- _TASK DETAILS_
Filter the data below for the string "title" and copy each matching line.

- _RECORDS SHOWN_

—————

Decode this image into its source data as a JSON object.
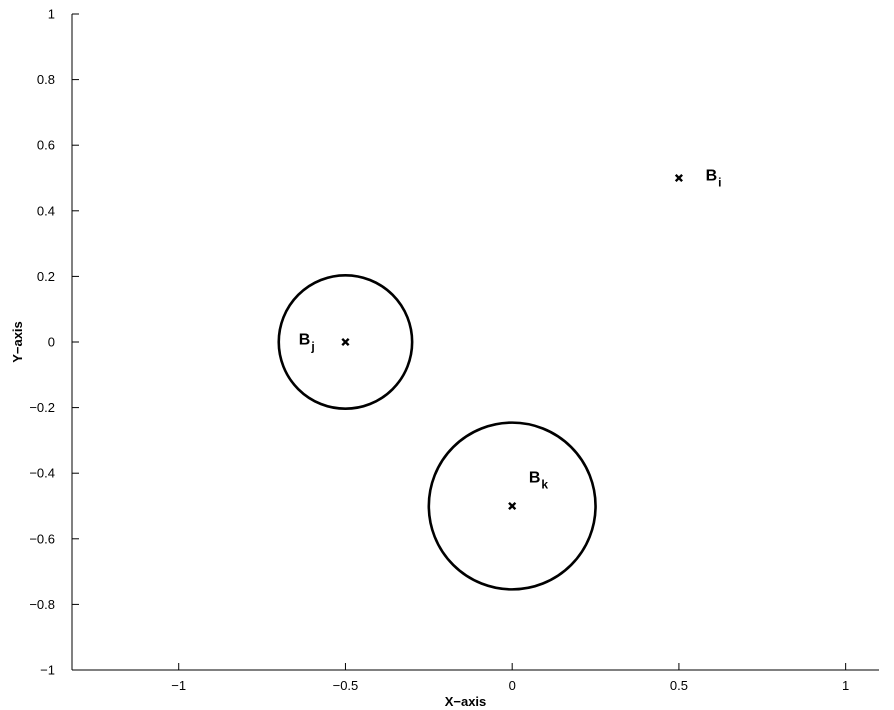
{
  "chart_data": {
    "type": "scatter",
    "title": "",
    "xlabel": "X−axis",
    "ylabel": "Y−axis",
    "xlim": [
      -1.32,
      1.1
    ],
    "ylim": [
      -1,
      1
    ],
    "grid": false,
    "legend": "none",
    "colors": {
      "marks": "#000000",
      "background": "#ffffff"
    },
    "x_ticks": [
      {
        "value": -1,
        "label": "−1"
      },
      {
        "value": -0.5,
        "label": "−0.5"
      },
      {
        "value": 0,
        "label": "0"
      },
      {
        "value": 0.5,
        "label": "0.5"
      },
      {
        "value": 1,
        "label": "1"
      }
    ],
    "y_ticks": [
      {
        "value": -1,
        "label": "−1"
      },
      {
        "value": -0.8,
        "label": "−0.8"
      },
      {
        "value": -0.6,
        "label": "−0.6"
      },
      {
        "value": -0.4,
        "label": "−0.4"
      },
      {
        "value": -0.2,
        "label": "−0.2"
      },
      {
        "value": 0,
        "label": "0"
      },
      {
        "value": 0.2,
        "label": "0.2"
      },
      {
        "value": 0.4,
        "label": "0.4"
      },
      {
        "value": 0.6,
        "label": "0.6"
      },
      {
        "value": 0.8,
        "label": "0.8"
      },
      {
        "value": 1,
        "label": "1"
      }
    ],
    "points": [
      {
        "id": "i",
        "label": "B",
        "sub": "i",
        "x": 0.5,
        "y": 0.5,
        "radius": 0,
        "label_x": 0.58,
        "label_y": 0.51
      },
      {
        "id": "j",
        "label": "B",
        "sub": "j",
        "x": -0.5,
        "y": 0.0,
        "radius": 0.2,
        "label_x": -0.64,
        "label_y": 0.01
      },
      {
        "id": "k",
        "label": "B",
        "sub": "k",
        "x": 0.0,
        "y": -0.5,
        "radius": 0.25,
        "label_x": 0.05,
        "label_y": -0.41
      }
    ]
  }
}
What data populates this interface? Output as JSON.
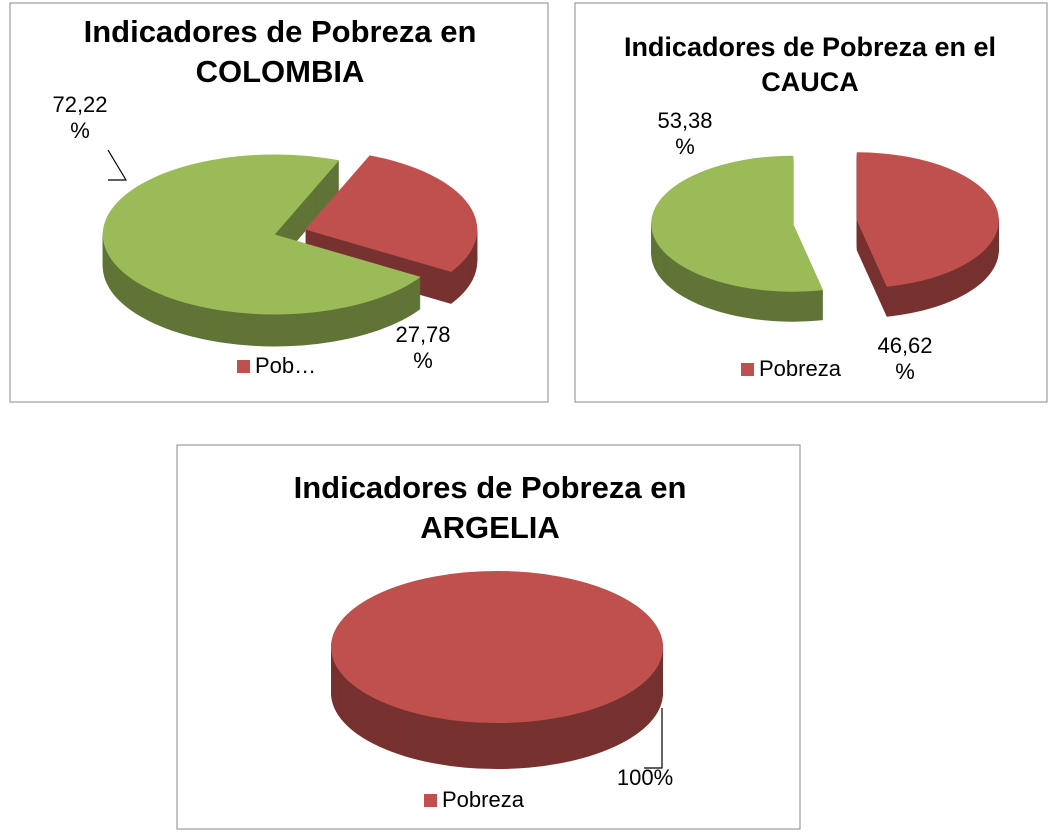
{
  "chart_data": [
    {
      "type": "pie",
      "title": "Indicadores de Pobreza en COLOMBIA",
      "categories": [
        "Pobreza",
        null
      ],
      "values": [
        27.78,
        72.22
      ],
      "value_labels": [
        "27,78 %",
        "72,22 %"
      ],
      "colors": [
        "#c0504d",
        "#9bbb59"
      ]
    },
    {
      "type": "pie",
      "title": "Indicadores de Pobreza en el CAUCA",
      "categories": [
        "Pobreza",
        null
      ],
      "values": [
        46.62,
        53.38
      ],
      "value_labels": [
        "46,62 %",
        "53,38 %"
      ],
      "colors": [
        "#c0504d",
        "#9bbb59"
      ]
    },
    {
      "type": "pie",
      "title": "Indicadores de Pobreza en ARGELIA",
      "categories": [
        "Pobreza"
      ],
      "values": [
        100
      ],
      "value_labels": [
        "100%"
      ],
      "colors": [
        "#c0504d"
      ]
    }
  ]
}
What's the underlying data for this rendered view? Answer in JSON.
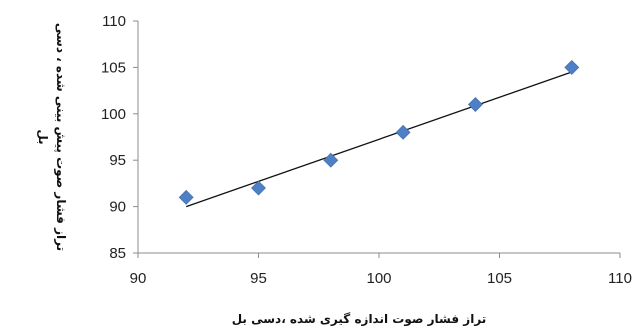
{
  "chart_data": {
    "type": "scatter",
    "xlabel": "تراز فشار صوت اندازه گیری شده ،دسی بل",
    "ylabel_lines": [
      "تراز فشار صوت پیش بینی شده ، دسی",
      "بل"
    ],
    "xlim": [
      90,
      110
    ],
    "ylim": [
      85,
      110
    ],
    "x_ticks": [
      90,
      95,
      100,
      105,
      110
    ],
    "y_ticks": [
      85,
      90,
      95,
      100,
      105,
      110
    ],
    "grid": false,
    "trendline": {
      "type": "linear",
      "x": [
        92,
        108
      ],
      "y": [
        90.0,
        104.5
      ]
    },
    "series": [
      {
        "x": [
          92,
          95,
          98,
          101,
          104,
          108
        ],
        "y": [
          91,
          92,
          95,
          98,
          101,
          105
        ],
        "marker": "diamond",
        "color": "#4f7fc4"
      }
    ]
  }
}
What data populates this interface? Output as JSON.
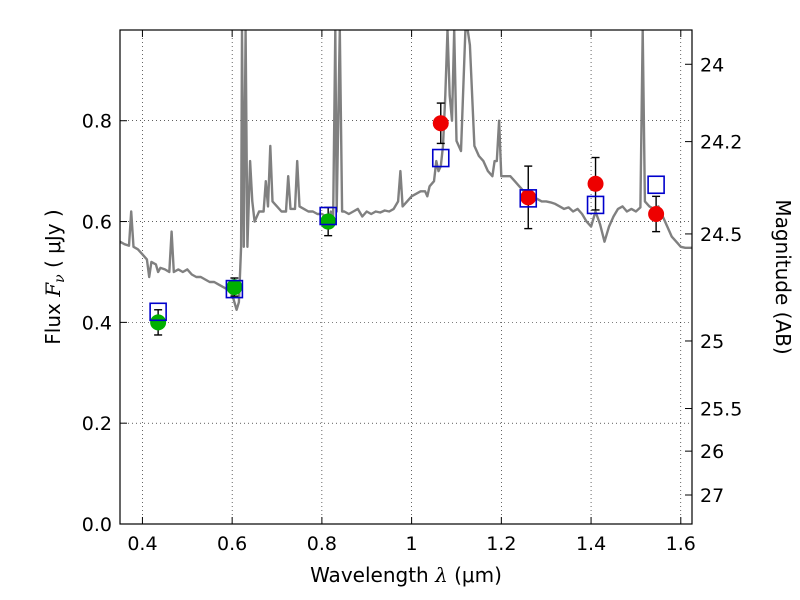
{
  "chart_data": {
    "type": "scatter",
    "title": "",
    "xlabel": {
      "prefix": "Wavelength  ",
      "var": "λ",
      "unit": " (μm)"
    },
    "ylabel": {
      "prefix": "Flux  ",
      "var": "F",
      "sub": "ν",
      "unit": "  ( μJy )"
    },
    "y2label": "Magnitude (AB)",
    "xlim": [
      0.35,
      1.625
    ],
    "ylim": [
      0.0,
      0.98
    ],
    "grid": true,
    "x_ticks": [
      {
        "value": 0.4,
        "label": "0.4"
      },
      {
        "value": 0.6,
        "label": "0.6"
      },
      {
        "value": 0.8,
        "label": "0.8"
      },
      {
        "value": 1.0,
        "label": "1"
      },
      {
        "value": 1.2,
        "label": "1.2"
      },
      {
        "value": 1.4,
        "label": "1.4"
      },
      {
        "value": 1.6,
        "label": "1.6"
      }
    ],
    "y_ticks": [
      {
        "value": 0.0,
        "label": "0.0"
      },
      {
        "value": 0.2,
        "label": "0.2"
      },
      {
        "value": 0.4,
        "label": "0.4"
      },
      {
        "value": 0.6,
        "label": "0.6"
      },
      {
        "value": 0.8,
        "label": "0.8"
      }
    ],
    "y2_ticks": [
      {
        "mag": 24,
        "label": "24"
      },
      {
        "mag": 24.2,
        "label": "24.2"
      },
      {
        "mag": 24.5,
        "label": "24.5"
      },
      {
        "mag": 25,
        "label": "25"
      },
      {
        "mag": 25.5,
        "label": "25.5"
      },
      {
        "mag": 26,
        "label": "26"
      },
      {
        "mag": 27,
        "label": "27"
      }
    ],
    "series": [
      {
        "kind": "line",
        "color": "#808080",
        "points": [
          [
            0.35,
            0.56
          ],
          [
            0.36,
            0.555
          ],
          [
            0.37,
            0.552
          ],
          [
            0.375,
            0.62
          ],
          [
            0.38,
            0.55
          ],
          [
            0.39,
            0.545
          ],
          [
            0.4,
            0.535
          ],
          [
            0.41,
            0.525
          ],
          [
            0.415,
            0.49
          ],
          [
            0.42,
            0.52
          ],
          [
            0.43,
            0.515
          ],
          [
            0.435,
            0.5
          ],
          [
            0.44,
            0.508
          ],
          [
            0.45,
            0.505
          ],
          [
            0.46,
            0.5
          ],
          [
            0.465,
            0.58
          ],
          [
            0.47,
            0.5
          ],
          [
            0.48,
            0.505
          ],
          [
            0.49,
            0.5
          ],
          [
            0.5,
            0.505
          ],
          [
            0.51,
            0.495
          ],
          [
            0.52,
            0.49
          ],
          [
            0.53,
            0.49
          ],
          [
            0.54,
            0.485
          ],
          [
            0.55,
            0.48
          ],
          [
            0.56,
            0.48
          ],
          [
            0.57,
            0.475
          ],
          [
            0.58,
            0.47
          ],
          [
            0.59,
            0.465
          ],
          [
            0.6,
            0.455
          ],
          [
            0.605,
            0.44
          ],
          [
            0.61,
            0.425
          ],
          [
            0.615,
            0.44
          ],
          [
            0.62,
            0.55
          ],
          [
            0.622,
            0.98
          ],
          [
            0.626,
            0.55
          ],
          [
            0.63,
            0.98
          ],
          [
            0.634,
            0.55
          ],
          [
            0.64,
            0.72
          ],
          [
            0.645,
            0.64
          ],
          [
            0.65,
            0.6
          ],
          [
            0.66,
            0.62
          ],
          [
            0.67,
            0.62
          ],
          [
            0.675,
            0.68
          ],
          [
            0.68,
            0.63
          ],
          [
            0.685,
            0.75
          ],
          [
            0.69,
            0.64
          ],
          [
            0.7,
            0.63
          ],
          [
            0.71,
            0.62
          ],
          [
            0.72,
            0.62
          ],
          [
            0.725,
            0.69
          ],
          [
            0.73,
            0.625
          ],
          [
            0.74,
            0.625
          ],
          [
            0.745,
            0.72
          ],
          [
            0.75,
            0.63
          ],
          [
            0.76,
            0.625
          ],
          [
            0.77,
            0.62
          ],
          [
            0.78,
            0.62
          ],
          [
            0.79,
            0.615
          ],
          [
            0.8,
            0.615
          ],
          [
            0.81,
            0.61
          ],
          [
            0.815,
            0.605
          ],
          [
            0.82,
            0.62
          ],
          [
            0.825,
            0.6
          ],
          [
            0.83,
            0.98
          ],
          [
            0.833,
            0.62
          ],
          [
            0.84,
            0.98
          ],
          [
            0.845,
            0.62
          ],
          [
            0.85,
            0.62
          ],
          [
            0.86,
            0.615
          ],
          [
            0.87,
            0.62
          ],
          [
            0.88,
            0.625
          ],
          [
            0.89,
            0.61
          ],
          [
            0.9,
            0.62
          ],
          [
            0.91,
            0.615
          ],
          [
            0.92,
            0.62
          ],
          [
            0.93,
            0.618
          ],
          [
            0.94,
            0.622
          ],
          [
            0.95,
            0.62
          ],
          [
            0.96,
            0.625
          ],
          [
            0.97,
            0.64
          ],
          [
            0.975,
            0.7
          ],
          [
            0.98,
            0.63
          ],
          [
            0.99,
            0.64
          ],
          [
            1.0,
            0.65
          ],
          [
            1.01,
            0.655
          ],
          [
            1.02,
            0.66
          ],
          [
            1.03,
            0.66
          ],
          [
            1.035,
            0.65
          ],
          [
            1.04,
            0.67
          ],
          [
            1.05,
            0.68
          ],
          [
            1.055,
            0.72
          ],
          [
            1.06,
            0.7
          ],
          [
            1.065,
            0.71
          ],
          [
            1.07,
            0.75
          ],
          [
            1.075,
            0.85
          ],
          [
            1.08,
            0.98
          ],
          [
            1.085,
            0.85
          ],
          [
            1.09,
            0.8
          ],
          [
            1.095,
            0.98
          ],
          [
            1.1,
            0.76
          ],
          [
            1.11,
            0.74
          ],
          [
            1.12,
            0.98
          ],
          [
            1.125,
            0.98
          ],
          [
            1.13,
            0.95
          ],
          [
            1.14,
            0.75
          ],
          [
            1.15,
            0.73
          ],
          [
            1.16,
            0.72
          ],
          [
            1.17,
            0.7
          ],
          [
            1.18,
            0.69
          ],
          [
            1.185,
            0.72
          ],
          [
            1.19,
            0.72
          ],
          [
            1.195,
            0.8
          ],
          [
            1.2,
            0.69
          ],
          [
            1.21,
            0.69
          ],
          [
            1.22,
            0.69
          ],
          [
            1.23,
            0.68
          ],
          [
            1.24,
            0.67
          ],
          [
            1.25,
            0.66
          ],
          [
            1.26,
            0.655
          ],
          [
            1.27,
            0.65
          ],
          [
            1.28,
            0.645
          ],
          [
            1.29,
            0.64
          ],
          [
            1.3,
            0.64
          ],
          [
            1.31,
            0.638
          ],
          [
            1.32,
            0.635
          ],
          [
            1.33,
            0.63
          ],
          [
            1.34,
            0.625
          ],
          [
            1.35,
            0.628
          ],
          [
            1.36,
            0.62
          ],
          [
            1.37,
            0.625
          ],
          [
            1.38,
            0.615
          ],
          [
            1.39,
            0.6
          ],
          [
            1.4,
            0.59
          ],
          [
            1.41,
            0.62
          ],
          [
            1.42,
            0.595
          ],
          [
            1.43,
            0.56
          ],
          [
            1.44,
            0.59
          ],
          [
            1.45,
            0.61
          ],
          [
            1.46,
            0.625
          ],
          [
            1.47,
            0.63
          ],
          [
            1.48,
            0.62
          ],
          [
            1.49,
            0.625
          ],
          [
            1.5,
            0.62
          ],
          [
            1.51,
            0.628
          ],
          [
            1.515,
            0.98
          ],
          [
            1.52,
            0.64
          ],
          [
            1.53,
            0.63
          ],
          [
            1.54,
            0.625
          ],
          [
            1.55,
            0.63
          ],
          [
            1.56,
            0.61
          ],
          [
            1.57,
            0.59
          ],
          [
            1.58,
            0.57
          ],
          [
            1.59,
            0.56
          ],
          [
            1.6,
            0.55
          ],
          [
            1.61,
            0.548
          ],
          [
            1.625,
            0.548
          ]
        ]
      },
      {
        "kind": "marker",
        "marker": "circle",
        "color": "#00b000",
        "points": [
          {
            "x": 0.435,
            "y": 0.4,
            "err": 0.025
          },
          {
            "x": 0.605,
            "y": 0.47,
            "err": 0.018
          },
          {
            "x": 0.814,
            "y": 0.6,
            "err": 0.028
          }
        ]
      },
      {
        "kind": "marker",
        "marker": "circle",
        "color": "#ee0000",
        "points": [
          {
            "x": 1.065,
            "y": 0.795,
            "err": 0.04
          },
          {
            "x": 1.26,
            "y": 0.648,
            "err": 0.062
          },
          {
            "x": 1.41,
            "y": 0.675,
            "err": 0.052
          },
          {
            "x": 1.545,
            "y": 0.615,
            "err": 0.035
          }
        ]
      },
      {
        "kind": "marker",
        "marker": "square-open",
        "color": "#0000cc",
        "points": [
          {
            "x": 0.435,
            "y": 0.42
          },
          {
            "x": 0.605,
            "y": 0.465
          },
          {
            "x": 0.814,
            "y": 0.61
          },
          {
            "x": 1.065,
            "y": 0.725
          },
          {
            "x": 1.26,
            "y": 0.645
          },
          {
            "x": 1.41,
            "y": 0.632
          },
          {
            "x": 1.545,
            "y": 0.672
          }
        ]
      }
    ]
  }
}
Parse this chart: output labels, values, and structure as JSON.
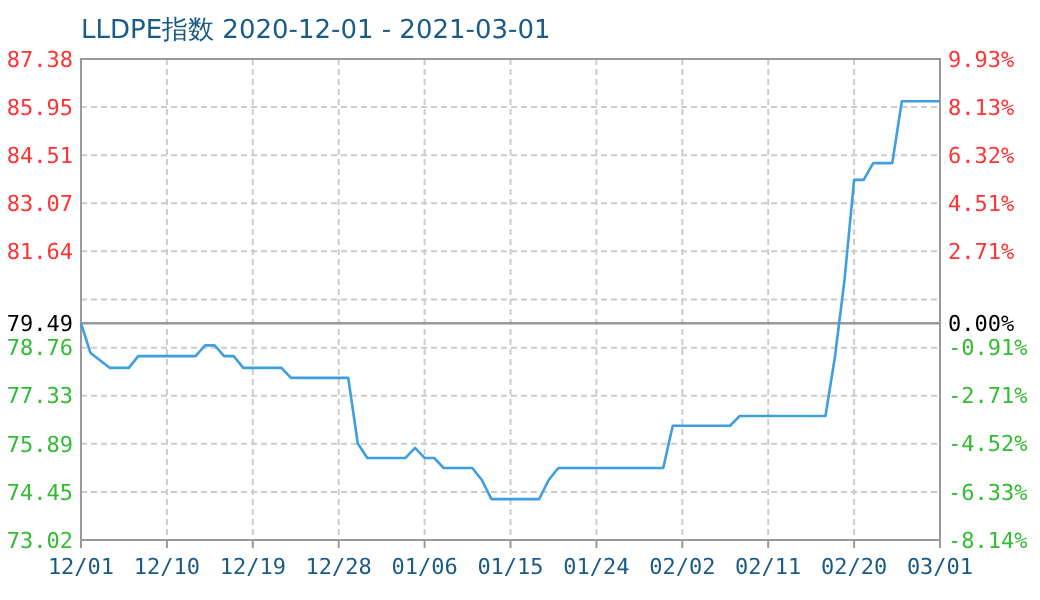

—————

- _PROBLEM SOLUTION_
    "title": "",
      "title": "Indicadores de Pobreza en COLOMBIA",
      "title": "Indicadores de Pobreza en el CAUCA",
      "title": "Indicadores de Pobreza en ARGELIA",
    "title": "",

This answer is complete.